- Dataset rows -
----------------------------------------

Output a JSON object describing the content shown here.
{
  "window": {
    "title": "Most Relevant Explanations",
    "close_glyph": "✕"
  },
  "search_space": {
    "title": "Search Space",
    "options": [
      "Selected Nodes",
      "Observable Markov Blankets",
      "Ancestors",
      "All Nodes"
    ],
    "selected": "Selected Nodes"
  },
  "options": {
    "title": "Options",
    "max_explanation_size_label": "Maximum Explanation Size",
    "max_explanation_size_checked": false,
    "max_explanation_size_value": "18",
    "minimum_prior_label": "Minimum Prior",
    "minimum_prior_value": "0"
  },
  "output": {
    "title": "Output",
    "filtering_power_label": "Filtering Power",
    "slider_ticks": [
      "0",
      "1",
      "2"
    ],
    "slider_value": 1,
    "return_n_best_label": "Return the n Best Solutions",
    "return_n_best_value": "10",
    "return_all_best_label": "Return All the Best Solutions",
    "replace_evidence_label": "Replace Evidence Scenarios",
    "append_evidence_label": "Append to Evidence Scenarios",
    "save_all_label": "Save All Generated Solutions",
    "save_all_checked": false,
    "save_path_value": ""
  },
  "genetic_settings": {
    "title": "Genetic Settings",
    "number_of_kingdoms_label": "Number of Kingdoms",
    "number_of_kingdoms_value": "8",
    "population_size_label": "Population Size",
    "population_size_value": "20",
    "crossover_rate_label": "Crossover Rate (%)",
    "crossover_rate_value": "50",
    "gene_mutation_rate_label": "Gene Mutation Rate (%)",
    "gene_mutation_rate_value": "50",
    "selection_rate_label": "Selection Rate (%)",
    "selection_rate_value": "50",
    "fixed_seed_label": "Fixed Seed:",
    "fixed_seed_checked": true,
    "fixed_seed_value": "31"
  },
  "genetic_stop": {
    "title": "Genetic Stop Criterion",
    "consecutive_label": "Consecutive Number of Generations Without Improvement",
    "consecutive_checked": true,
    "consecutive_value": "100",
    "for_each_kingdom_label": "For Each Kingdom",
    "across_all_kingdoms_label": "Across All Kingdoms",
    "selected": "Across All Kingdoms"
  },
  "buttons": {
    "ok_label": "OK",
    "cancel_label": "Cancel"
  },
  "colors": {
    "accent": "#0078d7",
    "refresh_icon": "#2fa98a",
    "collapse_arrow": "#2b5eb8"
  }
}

----------------------------------------

Go through the listing and copy all of it exactly.

- SOLUTION -
Output a JSON object describing the content shown here.
{
  "window": {
    "title": "Most Relevant Explanations",
    "close_glyph": "✕"
  },
  "search_space": {
    "title": "Search Space",
    "options": [
      "Selected Nodes",
      "Observable Markov Blankets",
      "Ancestors",
      "All Nodes"
    ],
    "selected": "Selected Nodes"
  },
  "options": {
    "title": "Options",
    "max_explanation_size_label": "Maximum Explanation Size",
    "max_explanation_size_checked": false,
    "max_explanation_size_value": "18",
    "minimum_prior_label": "Minimum Prior",
    "minimum_prior_value": "0"
  },
  "output": {
    "title": "Output",
    "filtering_power_label": "Filtering Power",
    "slider_ticks": [
      "0",
      "1",
      "2"
    ],
    "slider_value": 1,
    "return_n_best_label": "Return the n Best Solutions",
    "return_n_best_value": "10",
    "return_all_best_label": "Return All the Best Solutions",
    "replace_evidence_label": "Replace Evidence Scenarios",
    "append_evidence_label": "Append to Evidence Scenarios",
    "save_all_label": "Save All Generated Solutions",
    "save_all_checked": false,
    "save_path_value": ""
  },
  "genetic_settings": {
    "title": "Genetic Settings",
    "number_of_kingdoms_label": "Number of Kingdoms",
    "number_of_kingdoms_value": "8",
    "population_size_label": "Population Size",
    "population_size_value": "20",
    "crossover_rate_label": "Crossover Rate (%)",
    "crossover_rate_value": "50",
    "gene_mutation_rate_label": "Gene Mutation Rate (%)",
    "gene_mutation_rate_value": "50",
    "selection_rate_label": "Selection Rate (%)",
    "selection_rate_value": "50",
    "fixed_seed_label": "Fixed Seed:",
    "fixed_seed_checked": true,
    "fixed_seed_value": "31"
  },
  "genetic_stop": {
    "title": "Genetic Stop Criterion",
    "consecutive_label": "Consecutive Number of Generations Without Improvement",
    "consecutive_checked": true,
    "consecutive_value": "100",
    "for_each_kingdom_label": "For Each Kingdom",
    "across_all_kingdoms_label": "Across All Kingdoms",
    "selected": "Across All Kingdoms"
  },
  "buttons": {
    "ok_label": "OK",
    "cancel_label": "Cancel"
  },
  "colors": {
    "accent": "#0078d7",
    "refresh_icon": "#2fa98a",
    "collapse_arrow": "#2b5eb8"
  }
}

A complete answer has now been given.